**DO THIS**
Do any lines in the data below contain "administration"? If so, copy every one of them.

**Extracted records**
= = =
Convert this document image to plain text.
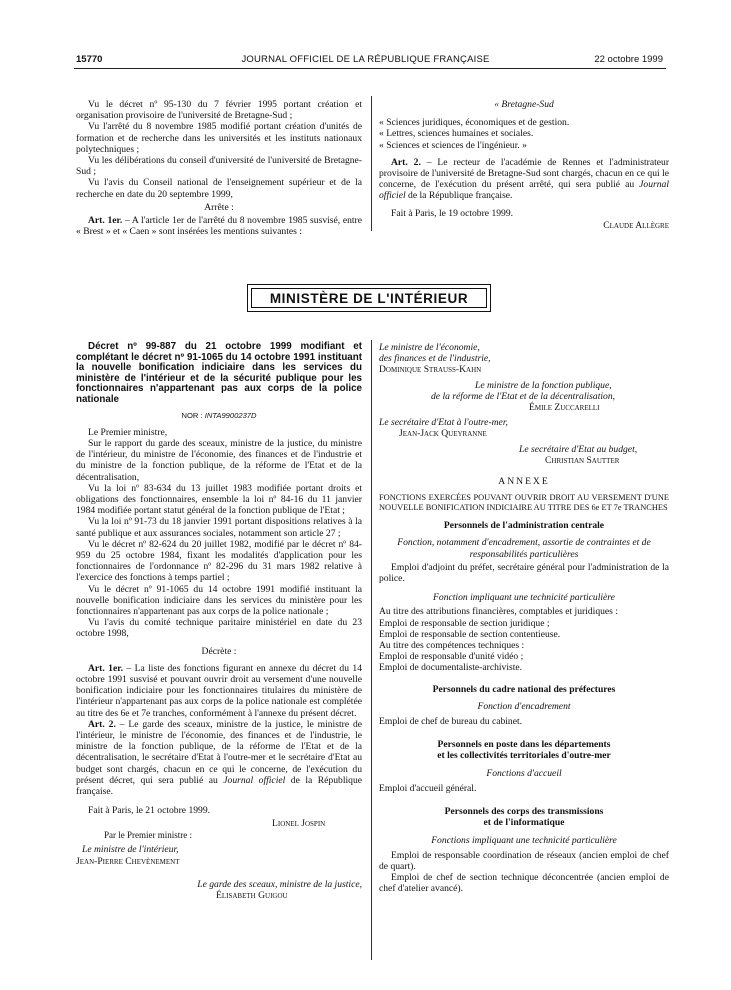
15770	JOURNAL OFFICIEL DE LA RÉPUBLIQUE FRANÇAISE	22 octobre 1999

Vu le décret nº 95-130 du 7 février 1995 portant création et organisation provisoire de l'université de Bretagne-Sud ;

Vu l'arrêté du 8 novembre 1985 modifié portant création d'unités de formation et de recherche dans les universités et les instituts nationaux polytechniques ;

Vu les délibérations du conseil d'université de l'université de Bretagne-Sud ;

Vu l'avis du Conseil national de l'enseignement supérieur et de la recherche en date du 20 septembre 1999,

Arrête :

Art. 1er. – A l'article 1er de l'arrêté du 8 novembre 1985 susvisé, entre « Brest » et « Caen » sont insérées les mentions suivantes :

« Bretagne-Sud

« Sciences juridiques, économiques et de gestion.

« Lettres, sciences humaines et sociales.

« Sciences et sciences de l'ingénieur. »

Art. 2. – Le recteur de l'académie de Rennes et l'administrateur provisoire de l'université de Bretagne-Sud sont chargés, chacun en ce qui le concerne, de l'exécution du présent arrêté, qui sera publié au Journal officiel de la République française.

Fait à Paris, le 19 octobre 1999.

Claude Allègre

MINISTÈRE DE L'INTÉRIEUR

Décret nº 99-887 du 21 octobre 1999 modifiant et complétant le décret nº 91-1065 du 14 octobre 1991 instituant la nouvelle bonification indiciaire dans les services du ministère de l'intérieur et de la sécurité publique pour les fonctionnaires n'appartenant pas aux corps de la police nationale

NOR : INTA9900237D

Le Premier ministre,

Sur le rapport du garde des sceaux, ministre de la justice, du ministre de l'intérieur, du ministre de l'économie, des finances et de l'industrie et du ministre de la fonction publique, de la réforme de l'Etat et de la décentralisation,

Vu la loi nº 83-634 du 13 juillet 1983 modifiée portant droits et obligations des fonctionnaires, ensemble la loi nº 84-16 du 11 janvier 1984 modifiée portant statut général de la fonction publique de l'Etat ;

Vu la loi nº 91-73 du 18 janvier 1991 portant dispositions relatives à la santé publique et aux assurances sociales, notamment son article 27 ;

Vu le décret nº 82-624 du 20 juillet 1982, modifié par le décret nº 84-959 du 25 octobre 1984, fixant les modalités d'application pour les fonctionnaires de l'ordonnance nº 82-296 du 31 mars 1982 relative à l'exercice des fonctions à temps partiel ;

Vu le décret nº 91-1065 du 14 octobre 1991 modifié instituant la nouvelle bonification indiciaire dans les services du ministère pour les fonctionnaires n'appartenant pas aux corps de la police nationale ;

Vu l'avis du comité technique paritaire ministériel en date du 23 octobre 1998,

Décrète :

Art. 1er. – La liste des fonctions figurant en annexe du décret du 14 octobre 1991 susvisé et pouvant ouvrir droit au versement d'une nouvelle bonification indiciaire pour les fonctionnaires titulaires du ministère de l'intérieur n'appartenant pas aux corps de la police nationale est complétée au titre des 6e et 7e tranches, conformément à l'annexe du présent décret.

Art. 2. – Le garde des sceaux, ministre de la justice, le ministre de l'intérieur, le ministre de l'économie, des finances et de l'industrie, le ministre de la fonction publique, de la réforme de l'Etat et de la décentralisation, le secrétaire d'Etat à l'outre-mer et le secrétaire d'Etat au budget sont chargés, chacun en ce qui le concerne, de l'exécution du présent décret, qui sera publié au Journal officiel de la République française.

Fait à Paris, le 21 octobre 1999.

Lionel Jospin

Par le Premier ministre :

Le ministre de l'intérieur,

Jean-Pierre Chevènement

Le garde des sceaux, ministre de la justice,

Élisabeth Guigou

Le ministre de l'économie,

des finances et de l'industrie,

Dominique Strauss-Kahn

Le ministre de la fonction publique,

de la réforme de l'Etat et de la décentralisation,

Émile Zuccarelli

Le secrétaire d'Etat à l'outre-mer,

Jean-Jack Queyranne

Le secrétaire d'Etat au budget,

Christian Sautter

ANNEXE

FONCTIONS EXERCÉES POUVANT OUVRIR DROIT AU VERSEMENT D'UNE NOUVELLE BONIFICATION INDICIAIRE AU TITRE DES 6e ET 7e TRANCHES

Personnels de l'administration centrale

Fonction, notamment d'encadrement, assortie de contraintes et de responsabilités particulières

Emploi d'adjoint du préfet, secrétaire général pour l'administration de la police.

Fonction impliquant une technicité particulière

Au titre des attributions financières, comptables et juridiques :

Emploi de responsable de section juridique ;

Emploi de responsable de section contentieuse.

Au titre des compétences techniques :

Emploi de responsable d'unité vidéo ;

Emploi de documentaliste-archiviste.

Personnels du cadre national des préfectures

Fonction d'encadrement

Emploi de chef de bureau du cabinet.

Personnels en poste dans les départements

et les collectivités territoriales d'outre-mer

Fonctions d'accueil

Emploi d'accueil général.

Personnels des corps des transmissions

et de l'informatique

Fonctions impliquant une technicité particulière

Emploi de responsable coordination de réseaux (ancien emploi de chef de quart).

Emploi de chef de section technique déconcentrée (ancien emploi de chef d'atelier avancé).
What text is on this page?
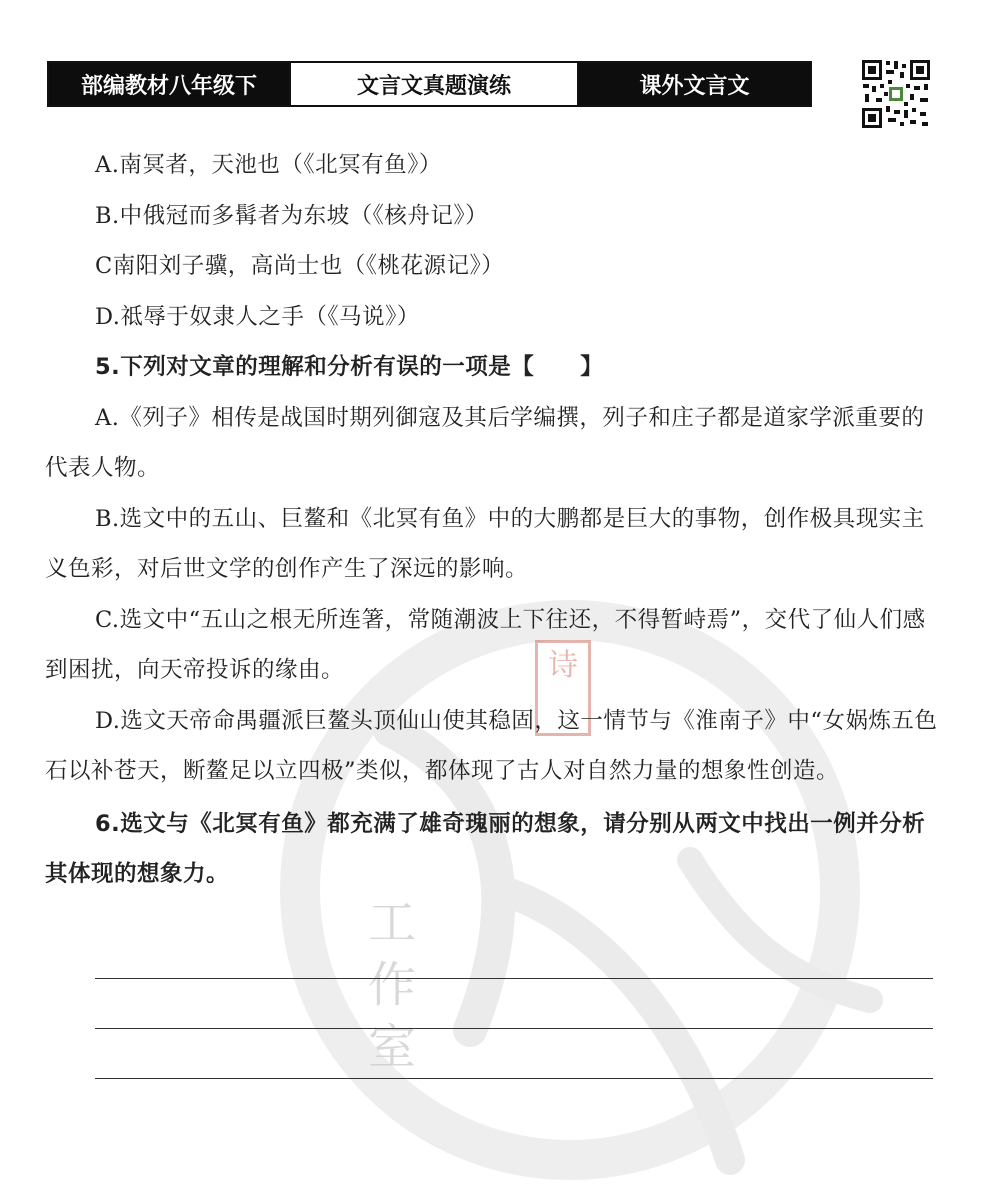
诗
工作室
部编教材八年级下	文言文真题演练	课外文言文

A.南冥者，天池也（《北冥有鱼》）

B.中俄冠而多髯者为东坡（《核舟记》）

C南阳刘子骥，高尚士也（《桃花源记》）

D.祗辱于奴隶人之手（《马说》）

5.下列对文章的理解和分析有误的一项是【　　】

A.《列子》相传是战国时期列御寇及其后学编撰，列子和庄子都是道家学派重要的代表人物。

B.选文中的五山、巨鳌和《北冥有鱼》中的大鹏都是巨大的事物，创作极具现实主义色彩，对后世文学的创作产生了深远的影响。

C.选文中“五山之根无所连箸，常随潮波上下往还，不得暂峙焉”，交代了仙人们感到困扰，向天帝投诉的缘由。

D.选文天帝命禺疆派巨鳌头顶仙山使其稳固，这一情节与《淮南子》中“女娲炼五色石以补苍天，断鳌足以立四极”类似，都体现了古人对自然力量的想象性创造。

6.选文与《北冥有鱼》都充满了雄奇瑰丽的想象，请分别从两文中找出一例并分析其体现的想象力。
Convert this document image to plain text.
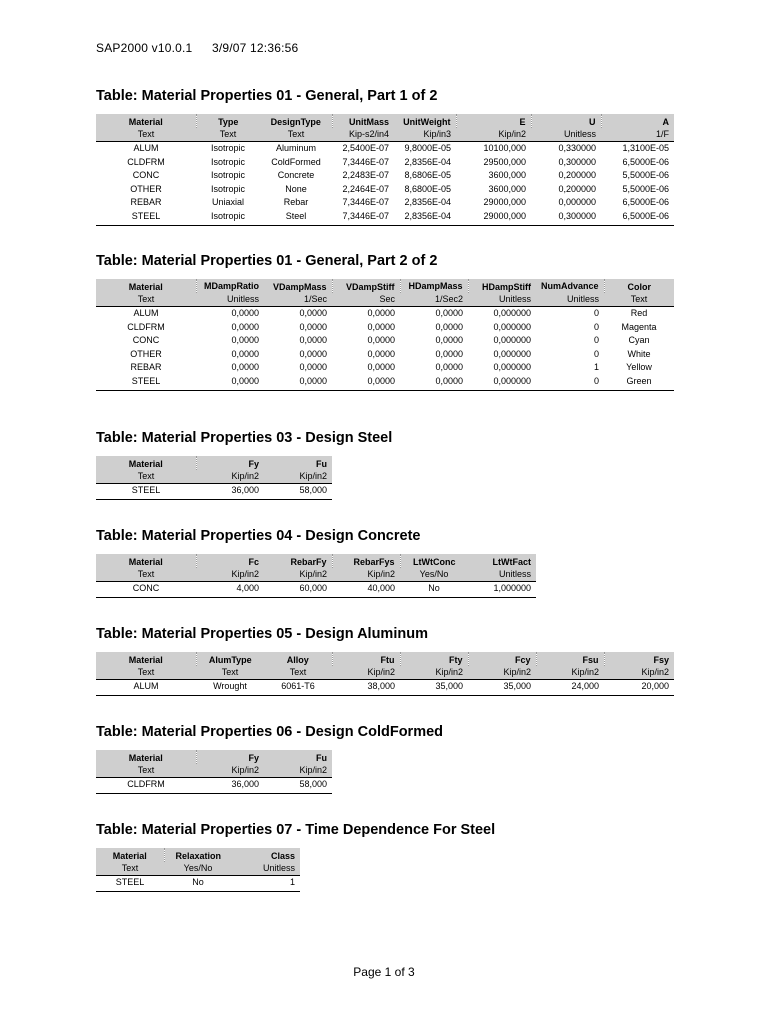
SAP2000 v10.0.1 3/9/07 12:36:56
Table: Material Properties 01 - General, Part 1 of 2
Material	Type	DesignType	UnitMass	UnitWeight	E	U	A
Text	Text	Text	Kip-s2/in4	Kip/in3	Kip/in2	Unitless	1/F
ALUM	Isotropic	Aluminum	2,5400E-07	9,8000E-05	10100,000	0,330000	1,3100E-05
CLDFRM	Isotropic	ColdFormed	7,3446E-07	2,8356E-04	29500,000	0,300000	6,5000E-06
CONC	Isotropic	Concrete	2,2483E-07	8,6806E-05	3600,000	0,200000	5,5000E-06
OTHER	Isotropic	None	2,2464E-07	8,6800E-05	3600,000	0,200000	5,5000E-06
REBAR	Uniaxial	Rebar	7,3446E-07	2,8356E-04	29000,000	0,000000	6,5000E-06
STEEL	Isotropic	Steel	7,3446E-07	2,8356E-04	29000,000	0,300000	6,5000E-06
Table: Material Properties 01 - General, Part 2 of 2
Material	MDampRatio	VDampMass	VDampStiff	HDampMass	HDampStiff	NumAdvance	Color
Text	Unitless	1/Sec	Sec	1/Sec2	Unitless	Unitless	Text
ALUM	0,0000	0,0000	0,0000	0,0000	0,000000	0	Red
CLDFRM	0,0000	0,0000	0,0000	0,0000	0,000000	0	Magenta
CONC	0,0000	0,0000	0,0000	0,0000	0,000000	0	Cyan
OTHER	0,0000	0,0000	0,0000	0,0000	0,000000	0	White
REBAR	0,0000	0,0000	0,0000	0,0000	0,000000	1	Yellow
STEEL	0,0000	0,0000	0,0000	0,0000	0,000000	0	Green
Table: Material Properties 03 - Design Steel
Material	Fy	Fu
Text	Kip/in2	Kip/in2
STEEL	36,000	58,000
Table: Material Properties 04 - Design Concrete
Material	Fc	RebarFy	RebarFys	LtWtConc	LtWtFact
Text	Kip/in2	Kip/in2	Kip/in2	Yes/No	Unitless
CONC	4,000	60,000	40,000	No	1,000000
Table: Material Properties 05 - Design Aluminum
Material	AlumType	Alloy	Ftu	Fty	Fcy	Fsu	Fsy
Text	Text	Text	Kip/in2	Kip/in2	Kip/in2	Kip/in2	Kip/in2
ALUM	Wrought	6061-T6	38,000	35,000	35,000	24,000	20,000
Table: Material Properties 06 - Design ColdFormed
Material	Fy	Fu
Text	Kip/in2	Kip/in2
CLDFRM	36,000	58,000
Table: Material Properties 07 - Time Dependence For Steel
Material	Relaxation	Class
Text	Yes/No	Unitless
STEEL	No	1
Page 1 of 3
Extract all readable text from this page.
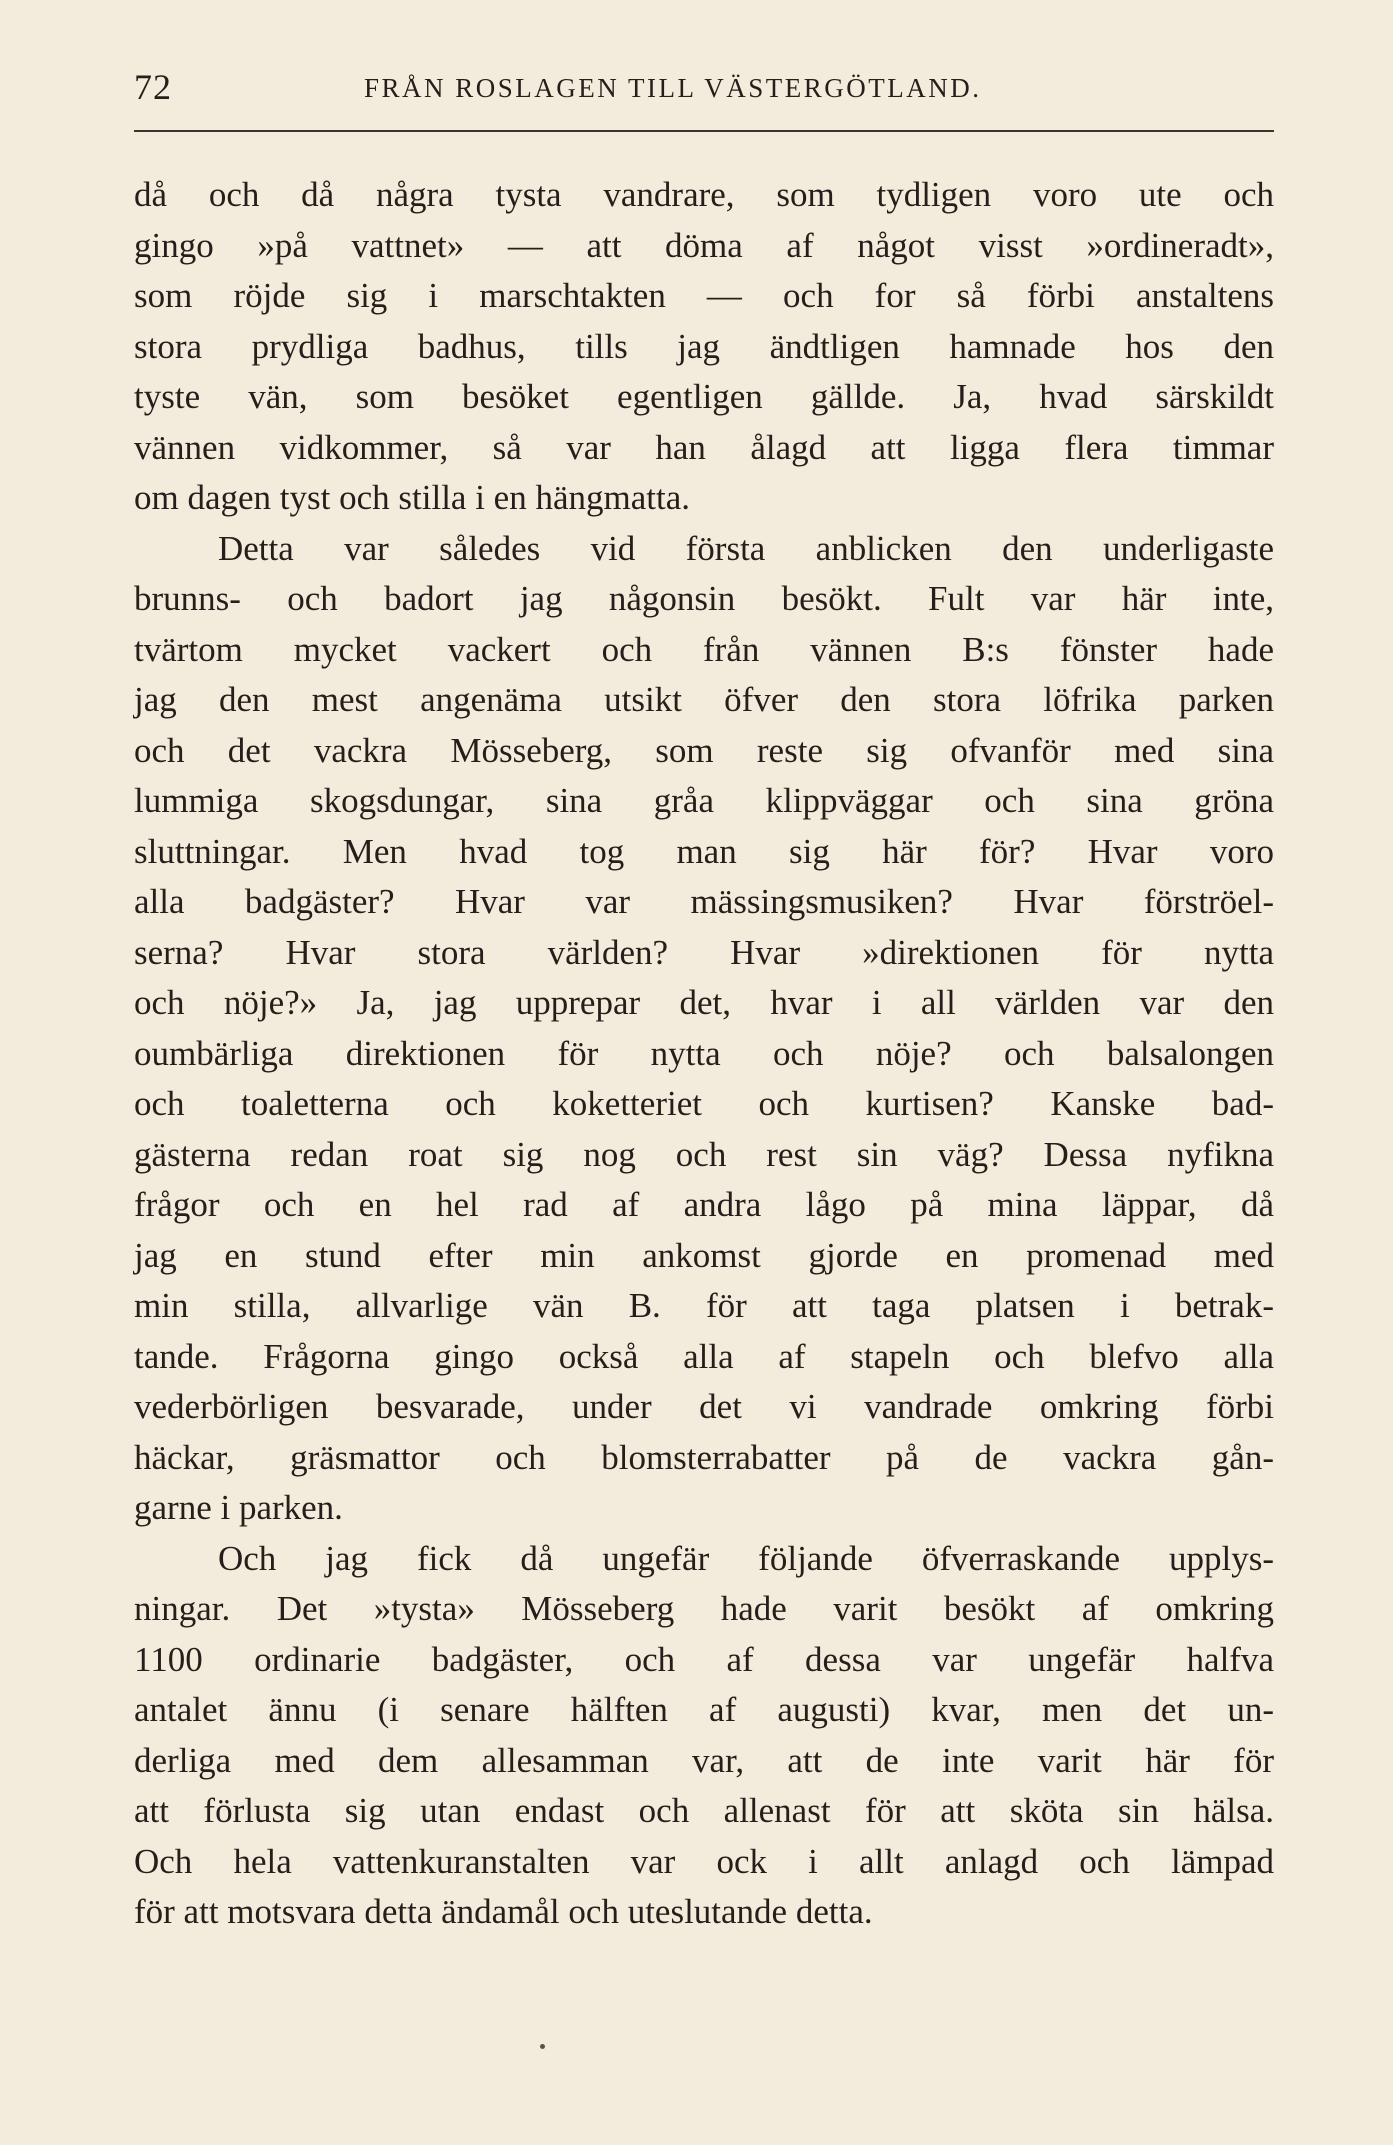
72	FRÅN ROSLAGEN TILL VÄSTERGÖTLAND.
då och då några tysta vandrare, som tydligen voro ute och
gingo »på vattnet» — att döma af något visst »ordineradt»,
som röjde sig i marschtakten — och for så förbi anstaltens
stora prydliga badhus, tills jag ändtligen hamnade hos den
tyste vän, som besöket egentligen gällde. Ja, hvad särskildt
vännen vidkommer, så var han ålagd att ligga flera timmar
om dagen tyst och stilla i en hängmatta.
Detta var således vid första anblicken den underligaste
brunns- och badort jag någonsin besökt. Fult var här inte,
tvärtom mycket vackert och från vännen B:s fönster hade
jag den mest angenäma utsikt öfver den stora löfrika parken
och det vackra Mösseberg, som reste sig ofvanför med sina
lummiga skogsdungar, sina gråa klippväggar och sina gröna
sluttningar. Men hvad tog man sig här för? Hvar voro
alla badgäster? Hvar var mässingsmusiken? Hvar förströel-
serna? Hvar stora världen? Hvar »direktionen för nytta
och nöje?» Ja, jag upprepar det, hvar i all världen var den
oumbärliga direktionen för nytta och nöje? och balsalongen
och toaletterna och koketteriet och kurtisen? Kanske bad-
gästerna redan roat sig nog och rest sin väg? Dessa nyfikna
frågor och en hel rad af andra lågo på mina läppar, då
jag en stund efter min ankomst gjorde en promenad med
min stilla, allvarlige vän B. för att taga platsen i betrak-
tande. Frågorna gingo också alla af stapeln och blefvo alla
vederbörligen besvarade, under det vi vandrade omkring förbi
häckar, gräsmattor och blomsterrabatter på de vackra gån-
garne i parken.
Och jag fick då ungefär följande öfverraskande upplys-
ningar. Det »tysta» Mösseberg hade varit besökt af omkring
1100 ordinarie badgäster, och af dessa var ungefär halfva
antalet ännu (i senare hälften af augusti) kvar, men det un-
derliga med dem allesamman var, att de inte varit här för
att förlusta sig utan endast och allenast för att sköta sin hälsa.
Och hela vattenkuranstalten var ock i allt anlagd och lämpad
för att motsvara detta ändamål och uteslutande detta.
= = =
**EXERCISE ANSWER**
Personnels de l'administration centrale
Emploi d'adjoint du préfet, secrétaire général pour l'administration de la police.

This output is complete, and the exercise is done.